━━━ Extracted material ━━━

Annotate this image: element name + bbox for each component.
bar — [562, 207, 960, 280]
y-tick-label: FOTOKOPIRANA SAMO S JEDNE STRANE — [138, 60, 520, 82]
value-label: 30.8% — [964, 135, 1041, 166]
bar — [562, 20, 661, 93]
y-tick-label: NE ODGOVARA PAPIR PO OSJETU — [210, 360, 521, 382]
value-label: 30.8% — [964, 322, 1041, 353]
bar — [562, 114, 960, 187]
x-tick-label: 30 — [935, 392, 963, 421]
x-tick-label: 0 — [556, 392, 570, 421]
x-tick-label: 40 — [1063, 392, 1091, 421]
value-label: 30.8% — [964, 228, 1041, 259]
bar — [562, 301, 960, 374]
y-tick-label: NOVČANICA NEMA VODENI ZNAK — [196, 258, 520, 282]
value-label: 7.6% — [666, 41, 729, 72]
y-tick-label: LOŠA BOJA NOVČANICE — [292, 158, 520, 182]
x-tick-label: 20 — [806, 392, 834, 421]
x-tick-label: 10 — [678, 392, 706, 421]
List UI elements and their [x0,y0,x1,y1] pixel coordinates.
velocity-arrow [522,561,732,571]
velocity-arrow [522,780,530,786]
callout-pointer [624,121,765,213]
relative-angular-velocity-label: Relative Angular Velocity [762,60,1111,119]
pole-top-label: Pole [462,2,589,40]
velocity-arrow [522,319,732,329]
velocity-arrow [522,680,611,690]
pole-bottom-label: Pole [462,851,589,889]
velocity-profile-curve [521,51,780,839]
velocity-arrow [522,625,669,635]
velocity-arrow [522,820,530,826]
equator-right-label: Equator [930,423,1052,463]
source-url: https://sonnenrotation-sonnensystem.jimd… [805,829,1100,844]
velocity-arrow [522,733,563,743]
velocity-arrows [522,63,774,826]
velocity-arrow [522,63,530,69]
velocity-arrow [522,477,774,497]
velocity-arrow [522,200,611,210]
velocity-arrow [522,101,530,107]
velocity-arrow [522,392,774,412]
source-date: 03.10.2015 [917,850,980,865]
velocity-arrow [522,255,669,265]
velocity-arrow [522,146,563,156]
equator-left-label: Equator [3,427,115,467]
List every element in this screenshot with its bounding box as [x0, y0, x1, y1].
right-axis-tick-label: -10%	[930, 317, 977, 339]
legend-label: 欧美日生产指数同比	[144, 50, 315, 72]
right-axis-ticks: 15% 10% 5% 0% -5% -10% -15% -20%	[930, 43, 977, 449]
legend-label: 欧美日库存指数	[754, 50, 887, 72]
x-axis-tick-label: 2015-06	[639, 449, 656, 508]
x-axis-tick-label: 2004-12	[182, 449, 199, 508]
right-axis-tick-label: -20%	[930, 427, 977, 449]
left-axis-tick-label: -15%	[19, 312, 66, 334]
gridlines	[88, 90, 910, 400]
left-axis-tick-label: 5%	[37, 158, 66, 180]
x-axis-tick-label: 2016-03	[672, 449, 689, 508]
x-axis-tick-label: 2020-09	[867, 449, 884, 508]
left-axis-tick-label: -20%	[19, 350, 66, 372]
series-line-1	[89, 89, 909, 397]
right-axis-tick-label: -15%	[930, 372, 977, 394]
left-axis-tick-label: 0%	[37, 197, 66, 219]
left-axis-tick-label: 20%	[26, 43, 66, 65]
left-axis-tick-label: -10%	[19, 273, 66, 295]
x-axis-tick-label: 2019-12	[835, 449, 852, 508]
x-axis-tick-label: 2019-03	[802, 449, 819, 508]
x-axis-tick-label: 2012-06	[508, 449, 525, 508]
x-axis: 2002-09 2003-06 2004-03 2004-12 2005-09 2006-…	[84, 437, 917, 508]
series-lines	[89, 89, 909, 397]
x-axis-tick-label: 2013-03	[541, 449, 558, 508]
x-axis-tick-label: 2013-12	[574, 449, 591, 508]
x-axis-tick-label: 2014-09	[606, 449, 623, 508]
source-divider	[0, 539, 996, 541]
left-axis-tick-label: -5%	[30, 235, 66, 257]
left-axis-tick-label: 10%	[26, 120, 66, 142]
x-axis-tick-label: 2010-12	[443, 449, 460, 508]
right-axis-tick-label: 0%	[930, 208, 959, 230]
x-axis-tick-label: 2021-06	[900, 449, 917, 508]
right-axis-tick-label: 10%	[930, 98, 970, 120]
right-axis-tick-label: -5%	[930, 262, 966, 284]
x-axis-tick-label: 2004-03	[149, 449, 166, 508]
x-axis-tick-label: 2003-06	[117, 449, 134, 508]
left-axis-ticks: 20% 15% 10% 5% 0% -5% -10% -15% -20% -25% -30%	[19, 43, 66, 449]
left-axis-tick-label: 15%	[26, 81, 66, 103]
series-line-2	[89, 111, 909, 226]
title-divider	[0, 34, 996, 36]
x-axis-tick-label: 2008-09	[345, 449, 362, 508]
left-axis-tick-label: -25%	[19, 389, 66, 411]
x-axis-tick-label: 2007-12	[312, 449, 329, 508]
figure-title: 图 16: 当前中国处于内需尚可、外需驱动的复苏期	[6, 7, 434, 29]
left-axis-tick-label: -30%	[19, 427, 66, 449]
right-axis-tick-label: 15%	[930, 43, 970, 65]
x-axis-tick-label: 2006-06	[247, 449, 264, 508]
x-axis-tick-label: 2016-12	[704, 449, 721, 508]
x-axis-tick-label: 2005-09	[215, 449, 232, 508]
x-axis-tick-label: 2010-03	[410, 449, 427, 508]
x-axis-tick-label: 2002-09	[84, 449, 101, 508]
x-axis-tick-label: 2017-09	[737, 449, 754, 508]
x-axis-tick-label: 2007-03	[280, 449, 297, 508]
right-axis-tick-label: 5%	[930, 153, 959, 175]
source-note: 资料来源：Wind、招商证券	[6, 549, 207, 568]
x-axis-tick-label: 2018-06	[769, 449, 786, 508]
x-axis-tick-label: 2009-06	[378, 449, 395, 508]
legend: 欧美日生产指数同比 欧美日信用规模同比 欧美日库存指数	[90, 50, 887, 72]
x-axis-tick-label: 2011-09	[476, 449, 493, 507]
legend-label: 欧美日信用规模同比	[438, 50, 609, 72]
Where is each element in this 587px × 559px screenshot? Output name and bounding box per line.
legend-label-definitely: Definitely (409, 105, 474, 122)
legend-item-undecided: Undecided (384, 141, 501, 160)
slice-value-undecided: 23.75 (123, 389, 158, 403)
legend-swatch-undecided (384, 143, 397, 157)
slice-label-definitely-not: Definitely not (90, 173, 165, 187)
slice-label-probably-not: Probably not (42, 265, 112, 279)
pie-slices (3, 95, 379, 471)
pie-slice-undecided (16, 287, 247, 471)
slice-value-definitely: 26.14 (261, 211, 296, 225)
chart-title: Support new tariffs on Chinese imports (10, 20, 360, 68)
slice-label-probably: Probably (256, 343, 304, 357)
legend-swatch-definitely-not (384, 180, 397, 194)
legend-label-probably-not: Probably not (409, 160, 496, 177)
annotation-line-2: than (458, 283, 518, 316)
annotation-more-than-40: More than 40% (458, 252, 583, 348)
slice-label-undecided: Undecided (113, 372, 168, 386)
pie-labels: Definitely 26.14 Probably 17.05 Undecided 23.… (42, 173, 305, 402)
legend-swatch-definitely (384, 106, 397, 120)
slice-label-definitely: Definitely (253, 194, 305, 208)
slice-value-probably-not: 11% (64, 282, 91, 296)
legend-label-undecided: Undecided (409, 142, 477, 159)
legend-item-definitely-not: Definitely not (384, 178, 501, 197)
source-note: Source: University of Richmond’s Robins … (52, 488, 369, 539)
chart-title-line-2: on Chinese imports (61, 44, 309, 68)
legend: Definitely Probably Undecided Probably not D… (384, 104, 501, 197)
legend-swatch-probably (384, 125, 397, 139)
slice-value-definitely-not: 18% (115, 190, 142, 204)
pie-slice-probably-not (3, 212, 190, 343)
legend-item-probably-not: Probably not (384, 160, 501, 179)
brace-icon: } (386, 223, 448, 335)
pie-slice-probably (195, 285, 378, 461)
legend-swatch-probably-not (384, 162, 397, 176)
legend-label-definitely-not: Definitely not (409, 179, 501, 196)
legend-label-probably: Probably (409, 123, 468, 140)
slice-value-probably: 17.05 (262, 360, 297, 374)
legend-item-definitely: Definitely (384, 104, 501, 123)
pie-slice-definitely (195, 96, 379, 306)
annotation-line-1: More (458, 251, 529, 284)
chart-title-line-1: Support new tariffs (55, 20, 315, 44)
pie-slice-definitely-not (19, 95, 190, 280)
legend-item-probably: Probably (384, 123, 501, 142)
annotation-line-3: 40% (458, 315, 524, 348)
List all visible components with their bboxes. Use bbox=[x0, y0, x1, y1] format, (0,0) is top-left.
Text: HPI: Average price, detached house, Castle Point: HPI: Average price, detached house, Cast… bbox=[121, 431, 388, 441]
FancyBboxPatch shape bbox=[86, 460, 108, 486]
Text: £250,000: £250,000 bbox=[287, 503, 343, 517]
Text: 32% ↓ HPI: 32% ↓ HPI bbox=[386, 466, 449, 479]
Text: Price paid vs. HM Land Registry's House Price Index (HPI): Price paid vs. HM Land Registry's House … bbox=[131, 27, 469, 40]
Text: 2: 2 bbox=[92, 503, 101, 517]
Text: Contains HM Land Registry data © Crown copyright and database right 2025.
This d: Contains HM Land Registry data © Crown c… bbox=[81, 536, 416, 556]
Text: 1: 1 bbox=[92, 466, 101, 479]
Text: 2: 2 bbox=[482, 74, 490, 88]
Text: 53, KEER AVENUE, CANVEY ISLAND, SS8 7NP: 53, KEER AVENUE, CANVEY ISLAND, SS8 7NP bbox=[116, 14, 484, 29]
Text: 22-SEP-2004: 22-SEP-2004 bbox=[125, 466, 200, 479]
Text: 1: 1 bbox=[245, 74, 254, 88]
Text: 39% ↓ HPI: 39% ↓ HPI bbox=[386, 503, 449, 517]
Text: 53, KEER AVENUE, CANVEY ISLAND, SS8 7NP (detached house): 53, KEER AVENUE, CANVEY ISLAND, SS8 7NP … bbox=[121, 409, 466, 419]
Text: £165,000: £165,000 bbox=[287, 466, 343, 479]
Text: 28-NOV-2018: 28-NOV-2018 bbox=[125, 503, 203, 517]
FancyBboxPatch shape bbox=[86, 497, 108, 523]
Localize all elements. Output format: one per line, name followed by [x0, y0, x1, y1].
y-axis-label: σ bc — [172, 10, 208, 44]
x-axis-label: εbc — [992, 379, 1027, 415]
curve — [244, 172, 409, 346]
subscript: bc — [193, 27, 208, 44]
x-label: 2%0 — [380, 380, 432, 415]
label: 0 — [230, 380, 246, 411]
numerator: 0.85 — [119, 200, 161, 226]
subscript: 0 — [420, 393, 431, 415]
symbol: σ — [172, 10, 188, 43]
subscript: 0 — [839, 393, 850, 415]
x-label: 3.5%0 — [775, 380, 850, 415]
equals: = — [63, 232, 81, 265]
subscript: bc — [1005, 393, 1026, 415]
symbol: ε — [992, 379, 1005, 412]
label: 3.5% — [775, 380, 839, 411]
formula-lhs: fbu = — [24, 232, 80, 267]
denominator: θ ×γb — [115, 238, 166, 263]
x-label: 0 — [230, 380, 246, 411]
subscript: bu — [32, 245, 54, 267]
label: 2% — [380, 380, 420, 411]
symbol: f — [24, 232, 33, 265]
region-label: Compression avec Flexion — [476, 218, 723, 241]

━━━

Job:
Render the rows as a numbered list, skipping blank lines, from the first row down through the line containing "velocity-arrow [522,146,563,156]", including both ends.

Response:
1. Annotate this image: element name + bbox for each component.
2. bar — [562, 207, 960, 280]
3. y-tick-label: FOTOKOPIRANA SAMO S JEDNE STRANE — [138, 60, 520, 82]
4. value-label: 30.8% — [964, 135, 1041, 166]
5. bar — [562, 20, 661, 93]
6. y-tick-label: NE ODGOVARA PAPIR PO OSJETU — [210, 360, 521, 382]
7. value-label: 30.8% — [964, 322, 1041, 353]
8. bar — [562, 114, 960, 187]
9. x-tick-label: 30 — [935, 392, 963, 421]
10. x-tick-label: 0 — [556, 392, 570, 421]
11. x-tick-label: 40 — [1063, 392, 1091, 421]
12. value-label: 30.8% — [964, 228, 1041, 259]
13. bar — [562, 301, 960, 374]
14. y-tick-label: NOVČANICA NEMA VODENI ZNAK — [196, 258, 520, 282]
15. value-label: 7.6% — [666, 41, 729, 72]
16. y-tick-label: LOŠA BOJA NOVČANICE — [292, 158, 520, 182]
17. x-tick-label: 20 — [806, 392, 834, 421]
18. x-tick-label: 10 — [678, 392, 706, 421]
19. List UI elements and their [x0,y0,x1,y1] pixel coordinates.
20. velocity-arrow [522,561,732,571]
21. velocity-arrow [522,780,530,786]
22. callout-pointer [624,121,765,213]
23. relative-angular-velocity-label: Relative Angular Velocity [762,60,1111,119]
24. pole-top-label: Pole [462,2,589,40]
25. velocity-arrow [522,319,732,329]
26. velocity-arrow [522,680,611,690]
27. pole-bottom-label: Pole [462,851,589,889]
28. velocity-profile-curve [521,51,780,839]
29. velocity-arrow [522,625,669,635]
30. velocity-arrow [522,820,530,826]
31. equator-right-label: Equator [930,423,1052,463]
32. source-url: https://sonnenrotation-sonnensystem.jimd… [805,829,1100,844]
33. velocity-arrow [522,733,563,743]
34. velocity-arrows [522,63,774,826]
35. velocity-arrow [522,63,530,69]
36. velocity-arrow [522,477,774,497]
37. velocity-arrow [522,200,611,210]
38. velocity-arrow [522,101,530,107]
39. velocity-arrow [522,392,774,412]
40. source-date: 03.10.2015 [917,850,980,865]
41. velocity-arrow [522,255,669,265]
42. velocity-arrow [522,146,563,156]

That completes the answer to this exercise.